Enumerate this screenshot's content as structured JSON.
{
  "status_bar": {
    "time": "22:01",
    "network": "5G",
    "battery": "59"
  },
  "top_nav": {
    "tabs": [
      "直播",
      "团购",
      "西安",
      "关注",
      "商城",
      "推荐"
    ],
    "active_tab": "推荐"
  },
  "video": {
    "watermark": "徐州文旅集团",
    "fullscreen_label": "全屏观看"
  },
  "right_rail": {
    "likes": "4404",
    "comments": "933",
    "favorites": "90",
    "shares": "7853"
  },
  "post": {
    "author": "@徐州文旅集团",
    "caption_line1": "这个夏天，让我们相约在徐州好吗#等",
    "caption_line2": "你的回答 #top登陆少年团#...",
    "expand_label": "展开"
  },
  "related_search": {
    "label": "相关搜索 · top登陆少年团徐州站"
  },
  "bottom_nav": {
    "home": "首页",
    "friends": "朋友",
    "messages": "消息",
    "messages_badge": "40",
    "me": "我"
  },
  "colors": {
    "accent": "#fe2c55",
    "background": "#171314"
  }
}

------------

• What you are asked to do: Every record above should be output exactly.

• Written reply:
Enumerate this screenshot's content as structured JSON.
{
  "status_bar": {
    "time": "22:01",
    "network": "5G",
    "battery": "59"
  },
  "top_nav": {
    "tabs": [
      "直播",
      "团购",
      "西安",
      "关注",
      "商城",
      "推荐"
    ],
    "active_tab": "推荐"
  },
  "video": {
    "watermark": "徐州文旅集团",
    "fullscreen_label": "全屏观看"
  },
  "right_rail": {
    "likes": "4404",
    "comments": "933",
    "favorites": "90",
    "shares": "7853"
  },
  "post": {
    "author": "@徐州文旅集团",
    "caption_line1": "这个夏天，让我们相约在徐州好吗#等",
    "caption_line2": "你的回答 #top登陆少年团#...",
    "expand_label": "展开"
  },
  "related_search": {
    "label": "相关搜索 · top登陆少年团徐州站"
  },
  "bottom_nav": {
    "home": "首页",
    "friends": "朋友",
    "messages": "消息",
    "messages_badge": "40",
    "me": "我"
  },
  "colors": {
    "accent": "#fe2c55",
    "background": "#171314"
  }
}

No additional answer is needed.